# What you need to do
Wherever the string "BUST" appears in a line, extract that line.

# Record extracts
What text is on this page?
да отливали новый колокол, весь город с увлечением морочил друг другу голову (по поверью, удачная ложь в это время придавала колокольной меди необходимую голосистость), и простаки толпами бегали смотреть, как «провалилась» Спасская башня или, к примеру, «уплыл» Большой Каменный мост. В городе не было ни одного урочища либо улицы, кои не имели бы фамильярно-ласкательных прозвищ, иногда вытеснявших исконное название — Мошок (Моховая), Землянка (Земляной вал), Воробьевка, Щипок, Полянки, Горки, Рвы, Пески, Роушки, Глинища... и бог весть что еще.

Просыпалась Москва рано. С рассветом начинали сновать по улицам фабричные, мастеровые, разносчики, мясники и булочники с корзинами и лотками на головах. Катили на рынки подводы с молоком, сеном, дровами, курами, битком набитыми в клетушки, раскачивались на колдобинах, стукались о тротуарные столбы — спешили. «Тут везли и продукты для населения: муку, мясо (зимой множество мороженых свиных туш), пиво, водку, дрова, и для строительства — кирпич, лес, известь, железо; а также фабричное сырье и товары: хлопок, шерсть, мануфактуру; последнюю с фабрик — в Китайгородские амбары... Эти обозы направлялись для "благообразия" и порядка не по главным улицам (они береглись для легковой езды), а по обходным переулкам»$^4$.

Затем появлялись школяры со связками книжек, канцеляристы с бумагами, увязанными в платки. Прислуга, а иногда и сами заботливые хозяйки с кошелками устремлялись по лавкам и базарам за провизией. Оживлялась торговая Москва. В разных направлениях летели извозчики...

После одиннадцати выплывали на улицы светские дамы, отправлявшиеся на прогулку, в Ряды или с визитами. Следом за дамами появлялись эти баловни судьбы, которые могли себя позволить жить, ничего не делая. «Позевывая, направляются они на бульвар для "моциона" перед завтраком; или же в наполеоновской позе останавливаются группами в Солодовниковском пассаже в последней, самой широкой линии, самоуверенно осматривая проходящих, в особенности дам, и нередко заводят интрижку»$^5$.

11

==

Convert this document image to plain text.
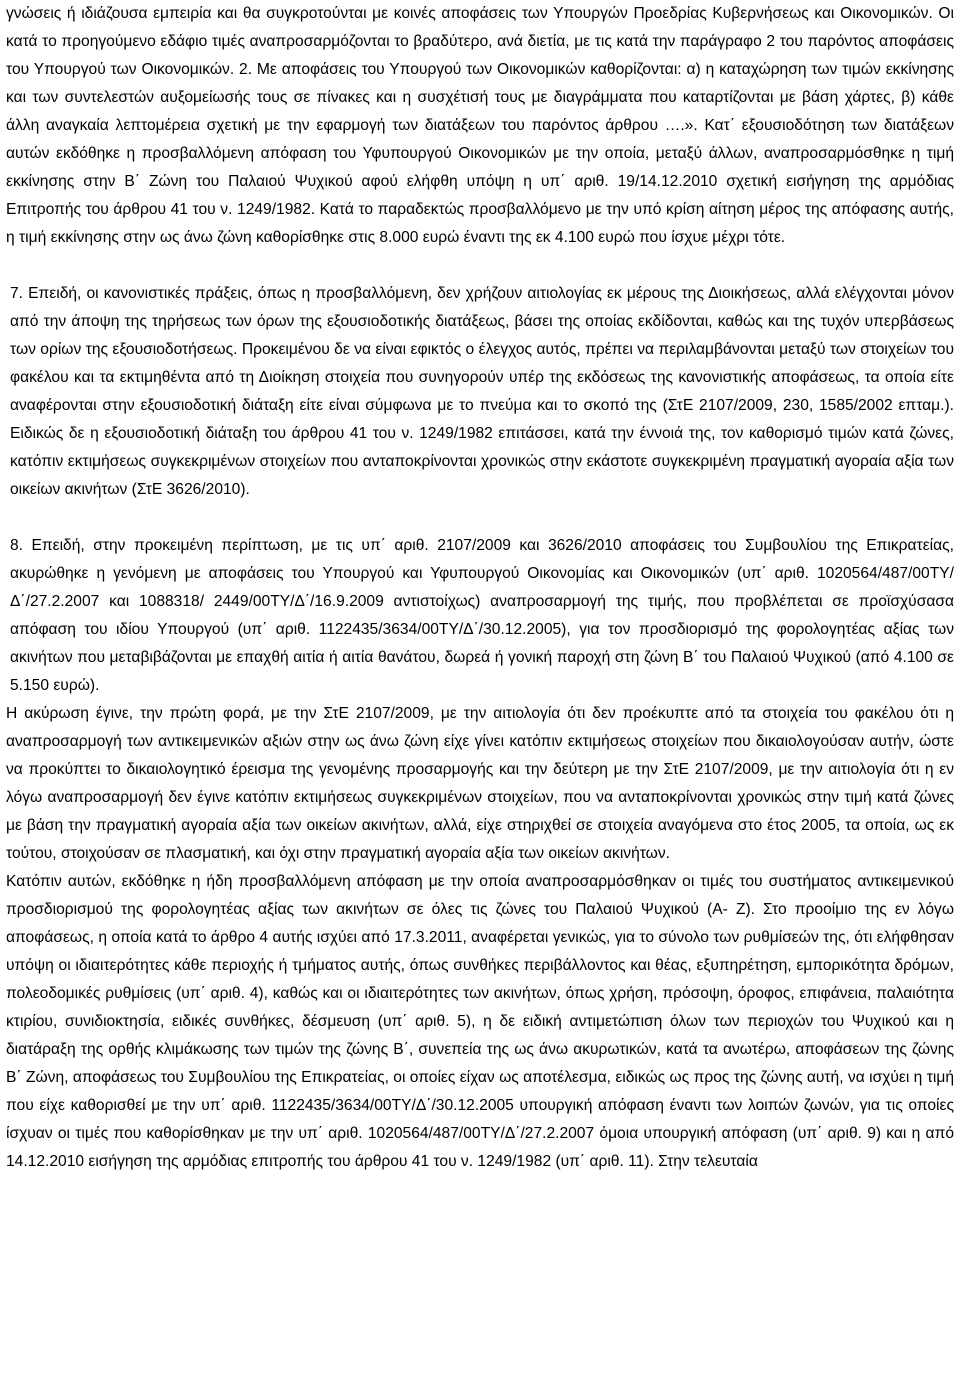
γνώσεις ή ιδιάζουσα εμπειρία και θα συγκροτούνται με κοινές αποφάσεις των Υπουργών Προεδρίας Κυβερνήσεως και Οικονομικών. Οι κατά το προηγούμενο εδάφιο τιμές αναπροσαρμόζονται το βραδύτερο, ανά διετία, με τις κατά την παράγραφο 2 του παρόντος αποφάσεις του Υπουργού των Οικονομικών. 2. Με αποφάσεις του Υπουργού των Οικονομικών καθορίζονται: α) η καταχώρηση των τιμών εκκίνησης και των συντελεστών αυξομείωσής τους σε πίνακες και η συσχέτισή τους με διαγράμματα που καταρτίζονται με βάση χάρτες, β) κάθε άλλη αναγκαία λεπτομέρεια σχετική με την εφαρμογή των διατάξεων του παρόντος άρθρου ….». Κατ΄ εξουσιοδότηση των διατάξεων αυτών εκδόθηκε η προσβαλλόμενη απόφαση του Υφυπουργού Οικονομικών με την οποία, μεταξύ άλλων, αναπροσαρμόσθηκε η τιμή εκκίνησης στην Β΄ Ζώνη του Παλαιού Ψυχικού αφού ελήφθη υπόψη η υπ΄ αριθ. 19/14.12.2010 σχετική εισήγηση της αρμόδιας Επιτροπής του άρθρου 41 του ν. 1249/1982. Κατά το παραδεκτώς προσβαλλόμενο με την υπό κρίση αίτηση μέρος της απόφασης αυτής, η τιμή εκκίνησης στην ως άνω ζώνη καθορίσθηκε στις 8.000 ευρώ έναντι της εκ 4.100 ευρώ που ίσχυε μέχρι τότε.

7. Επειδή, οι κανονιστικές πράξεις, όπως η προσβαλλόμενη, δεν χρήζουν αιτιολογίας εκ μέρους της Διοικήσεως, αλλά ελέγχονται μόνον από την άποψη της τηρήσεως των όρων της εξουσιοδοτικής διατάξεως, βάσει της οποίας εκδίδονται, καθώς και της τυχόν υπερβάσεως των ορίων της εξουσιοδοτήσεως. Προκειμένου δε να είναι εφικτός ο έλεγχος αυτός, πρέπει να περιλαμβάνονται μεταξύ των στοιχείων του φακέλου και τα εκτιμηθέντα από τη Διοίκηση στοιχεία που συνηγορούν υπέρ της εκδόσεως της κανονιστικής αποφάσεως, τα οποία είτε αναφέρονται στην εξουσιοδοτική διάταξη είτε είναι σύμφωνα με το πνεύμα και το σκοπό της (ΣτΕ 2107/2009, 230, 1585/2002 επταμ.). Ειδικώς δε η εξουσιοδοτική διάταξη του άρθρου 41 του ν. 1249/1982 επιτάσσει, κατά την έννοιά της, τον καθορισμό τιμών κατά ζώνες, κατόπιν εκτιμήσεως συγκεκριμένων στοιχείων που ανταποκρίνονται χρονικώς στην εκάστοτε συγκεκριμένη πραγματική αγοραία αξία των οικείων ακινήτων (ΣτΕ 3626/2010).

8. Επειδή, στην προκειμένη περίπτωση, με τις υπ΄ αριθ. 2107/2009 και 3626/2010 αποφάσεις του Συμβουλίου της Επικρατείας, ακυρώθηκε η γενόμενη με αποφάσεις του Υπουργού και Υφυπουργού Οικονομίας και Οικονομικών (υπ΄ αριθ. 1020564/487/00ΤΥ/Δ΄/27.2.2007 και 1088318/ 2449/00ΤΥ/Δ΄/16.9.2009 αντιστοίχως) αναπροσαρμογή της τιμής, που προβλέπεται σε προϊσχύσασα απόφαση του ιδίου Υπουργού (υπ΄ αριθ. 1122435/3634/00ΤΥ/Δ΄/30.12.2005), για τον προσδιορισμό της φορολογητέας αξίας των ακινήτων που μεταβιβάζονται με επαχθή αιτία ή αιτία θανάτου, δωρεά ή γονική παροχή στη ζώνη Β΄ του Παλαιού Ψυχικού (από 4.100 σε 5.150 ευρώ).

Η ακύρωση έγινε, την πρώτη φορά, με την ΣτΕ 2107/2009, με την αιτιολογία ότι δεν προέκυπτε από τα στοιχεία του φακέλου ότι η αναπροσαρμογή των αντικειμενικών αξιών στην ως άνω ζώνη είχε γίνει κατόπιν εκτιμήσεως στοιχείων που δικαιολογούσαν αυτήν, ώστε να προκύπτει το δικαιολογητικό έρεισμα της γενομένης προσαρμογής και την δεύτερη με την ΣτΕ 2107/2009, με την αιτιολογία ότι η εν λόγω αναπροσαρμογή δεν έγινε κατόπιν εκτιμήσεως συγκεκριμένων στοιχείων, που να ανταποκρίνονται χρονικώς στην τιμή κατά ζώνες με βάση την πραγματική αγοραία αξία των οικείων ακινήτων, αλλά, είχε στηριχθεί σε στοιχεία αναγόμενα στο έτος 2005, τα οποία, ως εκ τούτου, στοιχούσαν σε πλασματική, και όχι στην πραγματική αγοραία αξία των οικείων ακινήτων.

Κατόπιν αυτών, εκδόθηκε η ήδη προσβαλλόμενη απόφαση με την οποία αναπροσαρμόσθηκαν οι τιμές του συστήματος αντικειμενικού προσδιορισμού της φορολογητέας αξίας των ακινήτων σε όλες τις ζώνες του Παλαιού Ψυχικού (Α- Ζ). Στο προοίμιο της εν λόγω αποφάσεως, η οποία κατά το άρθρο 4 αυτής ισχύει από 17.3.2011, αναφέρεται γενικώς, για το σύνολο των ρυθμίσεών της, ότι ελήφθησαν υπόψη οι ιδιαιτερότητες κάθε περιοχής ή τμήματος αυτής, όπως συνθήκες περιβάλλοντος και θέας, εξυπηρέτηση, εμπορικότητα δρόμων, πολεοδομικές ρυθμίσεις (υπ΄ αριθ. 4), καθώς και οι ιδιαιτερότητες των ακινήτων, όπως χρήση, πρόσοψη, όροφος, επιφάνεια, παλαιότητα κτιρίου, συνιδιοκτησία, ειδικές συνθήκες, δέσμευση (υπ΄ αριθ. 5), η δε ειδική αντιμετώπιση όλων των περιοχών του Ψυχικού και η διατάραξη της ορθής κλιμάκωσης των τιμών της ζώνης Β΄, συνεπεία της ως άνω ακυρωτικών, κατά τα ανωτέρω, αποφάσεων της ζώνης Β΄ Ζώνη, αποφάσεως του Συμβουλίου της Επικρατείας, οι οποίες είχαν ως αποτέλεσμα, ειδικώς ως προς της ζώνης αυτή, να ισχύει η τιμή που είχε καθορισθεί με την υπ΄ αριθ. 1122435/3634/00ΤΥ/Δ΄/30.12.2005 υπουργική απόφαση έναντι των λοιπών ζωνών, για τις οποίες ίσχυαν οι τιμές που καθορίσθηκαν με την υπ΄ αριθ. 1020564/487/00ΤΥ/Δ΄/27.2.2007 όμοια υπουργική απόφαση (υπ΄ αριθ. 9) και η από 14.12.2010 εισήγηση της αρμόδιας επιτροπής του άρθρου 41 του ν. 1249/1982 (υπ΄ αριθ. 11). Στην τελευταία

==

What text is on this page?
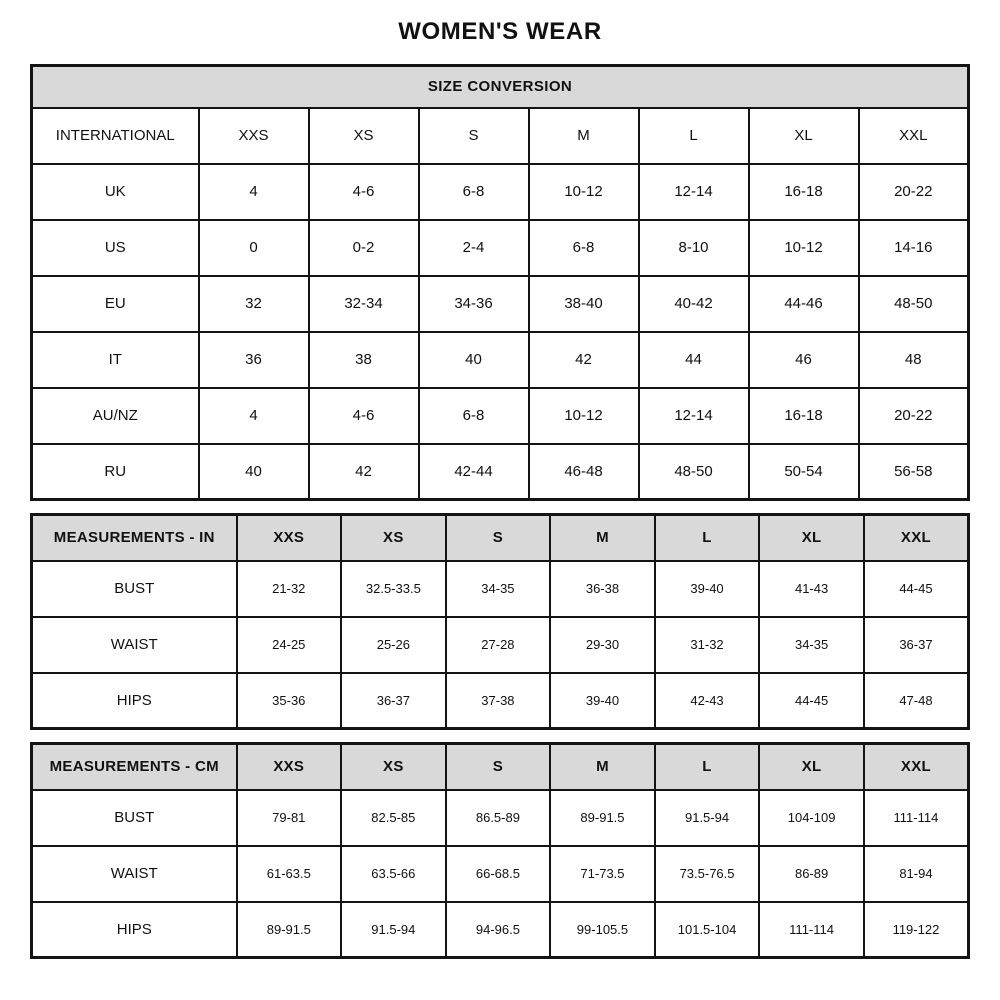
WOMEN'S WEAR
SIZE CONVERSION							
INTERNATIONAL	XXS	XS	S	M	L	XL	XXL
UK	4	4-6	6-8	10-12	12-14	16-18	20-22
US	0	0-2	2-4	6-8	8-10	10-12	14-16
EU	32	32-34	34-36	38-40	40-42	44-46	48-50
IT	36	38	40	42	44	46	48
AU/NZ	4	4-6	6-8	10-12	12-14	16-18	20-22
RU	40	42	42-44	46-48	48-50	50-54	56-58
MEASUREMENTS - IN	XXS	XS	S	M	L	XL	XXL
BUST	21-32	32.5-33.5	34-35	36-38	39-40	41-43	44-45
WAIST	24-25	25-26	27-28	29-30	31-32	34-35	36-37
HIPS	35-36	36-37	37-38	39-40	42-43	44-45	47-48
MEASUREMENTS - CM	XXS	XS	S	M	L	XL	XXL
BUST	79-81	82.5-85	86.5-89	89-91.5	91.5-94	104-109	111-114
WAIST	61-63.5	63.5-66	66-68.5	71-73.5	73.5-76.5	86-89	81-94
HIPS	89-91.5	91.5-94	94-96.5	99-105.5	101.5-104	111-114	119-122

# Task solution
BUST	21-32	32.5-33.5	34-35	36-38	39-40	41-43	44-45
BUST	79-81	82.5-85	86.5-89	89-91.5	91.5-94	104-109	111-114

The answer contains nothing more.